**Instructions for the task**
In the listing that follows, count each line containing the string "icon" and report only the count.

** start Materials provided **

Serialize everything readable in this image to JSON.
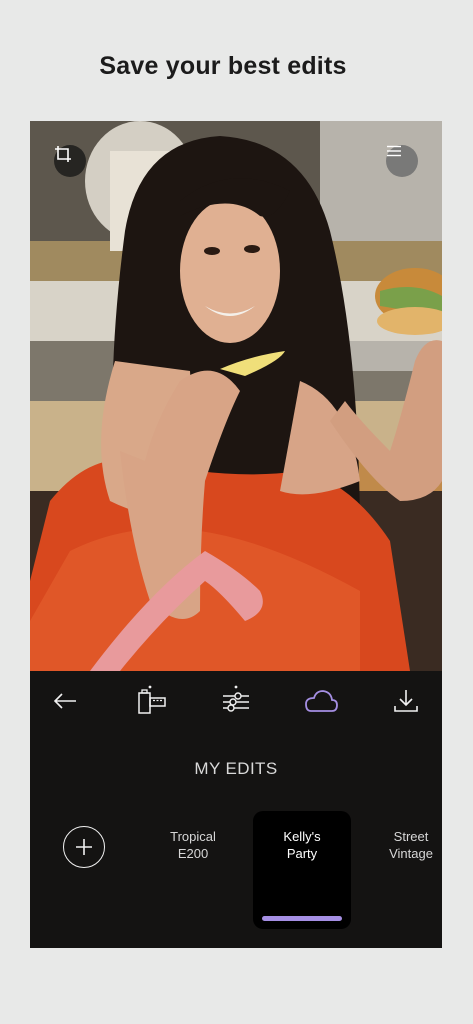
{
  "headline": "Save your best edits",
  "photo": {
    "alt": "Woman in orange dress holding a french fry and a sandwich"
  },
  "top_controls": {
    "crop_icon": "crop-icon",
    "menu_icon": "hamburger-menu-icon"
  },
  "toolbar": {
    "items": [
      {
        "icon": "back-arrow-icon"
      },
      {
        "icon": "film-icon"
      },
      {
        "icon": "sliders-icon"
      },
      {
        "icon": "cloud-icon",
        "active": true
      },
      {
        "icon": "download-icon"
      }
    ],
    "active_color": "#a58fe3"
  },
  "section_title": "MY EDITS",
  "presets": [
    {
      "line1": "Tropical",
      "line2": "E200"
    },
    {
      "line1": "Kelly's",
      "line2": "Party",
      "selected": true
    },
    {
      "line1": "Street",
      "line2": "Vintage"
    }
  ],
  "add_icon": "plus-icon"
}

** end Materials provided **

**Full solution**
8